*RECORD LIST*
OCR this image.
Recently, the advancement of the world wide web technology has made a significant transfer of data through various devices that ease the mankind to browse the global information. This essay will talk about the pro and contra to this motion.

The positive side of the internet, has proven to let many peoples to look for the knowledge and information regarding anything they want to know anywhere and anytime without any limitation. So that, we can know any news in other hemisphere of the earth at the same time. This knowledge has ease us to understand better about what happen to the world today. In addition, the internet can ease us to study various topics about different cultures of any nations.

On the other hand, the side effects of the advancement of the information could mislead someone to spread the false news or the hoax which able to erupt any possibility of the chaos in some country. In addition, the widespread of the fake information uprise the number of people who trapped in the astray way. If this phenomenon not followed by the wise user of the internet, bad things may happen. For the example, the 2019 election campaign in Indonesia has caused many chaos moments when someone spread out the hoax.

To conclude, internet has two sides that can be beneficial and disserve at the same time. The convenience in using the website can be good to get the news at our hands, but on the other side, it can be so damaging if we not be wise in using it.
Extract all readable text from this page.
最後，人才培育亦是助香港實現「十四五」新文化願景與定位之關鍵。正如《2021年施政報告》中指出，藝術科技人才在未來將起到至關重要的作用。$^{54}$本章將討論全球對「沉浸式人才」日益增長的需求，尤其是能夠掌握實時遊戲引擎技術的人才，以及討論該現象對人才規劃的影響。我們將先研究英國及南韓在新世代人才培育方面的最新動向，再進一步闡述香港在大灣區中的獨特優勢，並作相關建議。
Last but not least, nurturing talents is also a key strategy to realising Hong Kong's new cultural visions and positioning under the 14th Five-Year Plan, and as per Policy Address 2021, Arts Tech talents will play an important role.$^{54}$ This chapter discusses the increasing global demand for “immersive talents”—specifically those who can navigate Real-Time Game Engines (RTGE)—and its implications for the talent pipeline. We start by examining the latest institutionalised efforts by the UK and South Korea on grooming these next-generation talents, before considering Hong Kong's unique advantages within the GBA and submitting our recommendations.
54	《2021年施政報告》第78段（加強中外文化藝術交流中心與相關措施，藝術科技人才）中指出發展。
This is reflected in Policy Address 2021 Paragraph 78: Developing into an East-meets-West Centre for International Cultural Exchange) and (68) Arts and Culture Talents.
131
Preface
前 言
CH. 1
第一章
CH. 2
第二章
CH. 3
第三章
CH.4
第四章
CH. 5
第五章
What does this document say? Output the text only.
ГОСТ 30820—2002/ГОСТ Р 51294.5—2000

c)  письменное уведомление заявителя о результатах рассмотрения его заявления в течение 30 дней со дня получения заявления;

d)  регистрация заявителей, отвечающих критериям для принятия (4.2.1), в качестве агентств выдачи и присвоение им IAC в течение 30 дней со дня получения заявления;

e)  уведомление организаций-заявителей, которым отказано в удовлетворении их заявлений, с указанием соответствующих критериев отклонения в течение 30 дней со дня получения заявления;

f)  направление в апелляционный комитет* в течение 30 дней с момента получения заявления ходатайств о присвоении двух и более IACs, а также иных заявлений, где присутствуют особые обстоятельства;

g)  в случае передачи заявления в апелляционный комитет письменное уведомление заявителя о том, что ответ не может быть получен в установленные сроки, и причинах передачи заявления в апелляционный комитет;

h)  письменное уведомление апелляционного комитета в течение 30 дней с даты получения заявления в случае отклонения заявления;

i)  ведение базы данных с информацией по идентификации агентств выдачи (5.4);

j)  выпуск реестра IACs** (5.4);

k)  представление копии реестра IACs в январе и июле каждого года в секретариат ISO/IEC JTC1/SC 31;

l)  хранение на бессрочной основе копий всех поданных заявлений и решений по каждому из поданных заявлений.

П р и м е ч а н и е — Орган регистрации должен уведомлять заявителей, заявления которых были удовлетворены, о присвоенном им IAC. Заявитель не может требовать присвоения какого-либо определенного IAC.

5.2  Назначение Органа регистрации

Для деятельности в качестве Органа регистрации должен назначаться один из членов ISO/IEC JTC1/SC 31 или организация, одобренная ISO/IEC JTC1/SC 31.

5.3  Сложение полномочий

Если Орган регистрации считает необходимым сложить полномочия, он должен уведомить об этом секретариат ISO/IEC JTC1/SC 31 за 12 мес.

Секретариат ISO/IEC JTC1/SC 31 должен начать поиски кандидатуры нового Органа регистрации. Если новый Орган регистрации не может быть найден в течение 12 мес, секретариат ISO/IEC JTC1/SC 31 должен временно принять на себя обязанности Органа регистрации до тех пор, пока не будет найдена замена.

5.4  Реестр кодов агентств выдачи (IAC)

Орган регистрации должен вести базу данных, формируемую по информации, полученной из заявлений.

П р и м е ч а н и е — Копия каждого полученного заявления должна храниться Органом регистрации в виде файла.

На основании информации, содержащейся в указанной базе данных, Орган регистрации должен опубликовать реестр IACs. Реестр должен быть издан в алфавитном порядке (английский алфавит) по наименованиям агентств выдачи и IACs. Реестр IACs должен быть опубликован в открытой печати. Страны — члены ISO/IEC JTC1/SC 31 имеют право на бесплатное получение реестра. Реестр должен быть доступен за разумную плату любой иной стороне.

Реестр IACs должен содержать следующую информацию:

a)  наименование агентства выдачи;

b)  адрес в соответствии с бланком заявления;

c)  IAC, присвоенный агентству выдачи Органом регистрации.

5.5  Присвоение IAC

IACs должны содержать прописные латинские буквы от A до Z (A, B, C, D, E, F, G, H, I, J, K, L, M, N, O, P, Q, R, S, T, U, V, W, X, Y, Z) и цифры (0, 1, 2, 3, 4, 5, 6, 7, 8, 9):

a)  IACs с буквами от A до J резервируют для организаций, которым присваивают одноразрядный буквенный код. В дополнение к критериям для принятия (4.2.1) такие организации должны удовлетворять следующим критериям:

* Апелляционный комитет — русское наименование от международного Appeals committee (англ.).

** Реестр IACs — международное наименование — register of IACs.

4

*OBJECTIVE*
Write out the material exactly as given.

*TASK RESULT*
OCR this image.
Recently, the advancement of the world wide web technology has made a significant transfer of data through various devices that ease the mankind to browse the global information. This essay will talk about the pro and contra to this motion.

The positive side of the internet, has proven to let many peoples to look for the knowledge and information regarding anything they want to know anywhere and anytime without any limitation. So that, we can know any news in other hemisphere of the earth at the same time. This knowledge has ease us to understand better about what happen to the world today. In addition, the internet can ease us to study various topics about different cultures of any nations.

On the other hand, the side effects of the advancement of the information could mislead someone to spread the false news or the hoax which able to erupt any possibility of the chaos in some country. In addition, the widespread of the fake information uprise the number of people who trapped in the astray way. If this phenomenon not followed by the wise user of the internet, bad things may happen. For the example, the 2019 election campaign in Indonesia has caused many chaos moments when someone spread out the hoax.

To conclude, internet has two sides that can be beneficial and disserve at the same time. The convenience in using the website can be good to get the news at our hands, but on the other side, it can be so damaging if we not be wise in using it.
Extract all readable text from this page.
最後，人才培育亦是助香港實現「十四五」新文化願景與定位之關鍵。正如《2021年施政報告》中指出，藝術科技人才在未來將起到至關重要的作用。$^{54}$本章將討論全球對「沉浸式人才」日益增長的需求，尤其是能夠掌握實時遊戲引擎技術的人才，以及討論該現象對人才規劃的影響。我們將先研究英國及南韓在新世代人才培育方面的最新動向，再進一步闡述香港在大灣區中的獨特優勢，並作相關建議。
Last but not least, nurturing talents is also a key strategy to realising Hong Kong's new cultural visions and positioning under the 14th Five-Year Plan, and as per Policy Address 2021, Arts Tech talents will play an important role.$^{54}$ This chapter discusses the increasing global demand for “immersive talents”—specifically those who can navigate Real-Time Game Engines (RTGE)—and its implications for the talent pipeline. We start by examining the latest institutionalised efforts by the UK and South Korea on grooming these next-generation talents, before considering Hong Kong's unique advantages within the GBA and submitting our recommendations.
54	《2021年施政報告》第78段（加強中外文化藝術交流中心與相關措施，藝術科技人才）中指出發展。
This is reflected in Policy Address 2021 Paragraph 78: Developing into an East-meets-West Centre for International Cultural Exchange) and (68) Arts and Culture Talents.
131
Preface
前 言
CH. 1
第一章
CH. 2
第二章
CH. 3
第三章
CH.4
第四章
CH. 5
第五章
What does this document say? Output the text only.
ГОСТ 30820—2002/ГОСТ Р 51294.5—2000

c)  письменное уведомление заявителя о результатах рассмотрения его заявления в течение 30 дней со дня получения заявления;

d)  регистрация заявителей, отвечающих критериям для принятия (4.2.1), в качестве агентств выдачи и присвоение им IAC в течение 30 дней со дня получения заявления;

e)  уведомление организаций-заявителей, которым отказано в удовлетворении их заявлений, с указанием соответствующих критериев отклонения в течение 30 дней со дня получения заявления;

f)  направление в апелляционный комитет* в течение 30 дней с момента получения заявления ходатайств о присвоении двух и более IACs, а также иных заявлений, где присутствуют особые обстоятельства;

g)  в случае передачи заявления в апелляционный комитет письменное уведомление заявителя о том, что ответ не может быть получен в установленные сроки, и причинах передачи заявления в апелляционный комитет;

h)  письменное уведомление апелляционного комитета в течение 30 дней с даты получения заявления в случае отклонения заявления;

i)  ведение базы данных с информацией по идентификации агентств выдачи (5.4);

j)  выпуск реестра IACs** (5.4);

k)  представление копии реестра IACs в январе и июле каждого года в секретариат ISO/IEC JTC1/SC 31;

l)  хранение на бессрочной основе копий всех поданных заявлений и решений по каждому из поданных заявлений.

П р и м е ч а н и е — Орган регистрации должен уведомлять заявителей, заявления которых были удовлетворены, о присвоенном им IAC. Заявитель не может требовать присвоения какого-либо определенного IAC.

5.2  Назначение Органа регистрации

Для деятельности в качестве Органа регистрации должен назначаться один из членов ISO/IEC JTC1/SC 31 или организация, одобренная ISO/IEC JTC1/SC 31.

5.3  Сложение полномочий

Если Орган регистрации считает необходимым сложить полномочия, он должен уведомить об этом секретариат ISO/IEC JTC1/SC 31 за 12 мес.

Секретариат ISO/IEC JTC1/SC 31 должен начать поиски кандидатуры нового Органа регистрации. Если новый Орган регистрации не может быть найден в течение 12 мес, секретариат ISO/IEC JTC1/SC 31 должен временно принять на себя обязанности Органа регистрации до тех пор, пока не будет найдена замена.

5.4  Реестр кодов агентств выдачи (IAC)

Орган регистрации должен вести базу данных, формируемую по информации, полученной из заявлений.

П р и м е ч а н и е — Копия каждого полученного заявления должна храниться Органом регистрации в виде файла.

На основании информации, содержащейся в указанной базе данных, Орган регистрации должен опубликовать реестр IACs. Реестр должен быть издан в алфавитном порядке (английский алфавит) по наименованиям агентств выдачи и IACs. Реестр IACs должен быть опубликован в открытой печати. Страны — члены ISO/IEC JTC1/SC 31 имеют право на бесплатное получение реестра. Реестр должен быть доступен за разумную плату любой иной стороне.

Реестр IACs должен содержать следующую информацию:

a)  наименование агентства выдачи;

b)  адрес в соответствии с бланком заявления;

c)  IAC, присвоенный агентству выдачи Органом регистрации.

5.5  Присвоение IAC

IACs должны содержать прописные латинские буквы от A до Z (A, B, C, D, E, F, G, H, I, J, K, L, M, N, O, P, Q, R, S, T, U, V, W, X, Y, Z) и цифры (0, 1, 2, 3, 4, 5, 6, 7, 8, 9):

a)  IACs с буквами от A до J резервируют для организаций, которым присваивают одноразрядный буквенный код. В дополнение к критериям для принятия (4.2.1) такие организации должны удовлетворять следующим критериям:

* Апелляционный комитет — русское наименование от международного Appeals committee (англ.).

** Реестр IACs — международное наименование — register of IACs.

4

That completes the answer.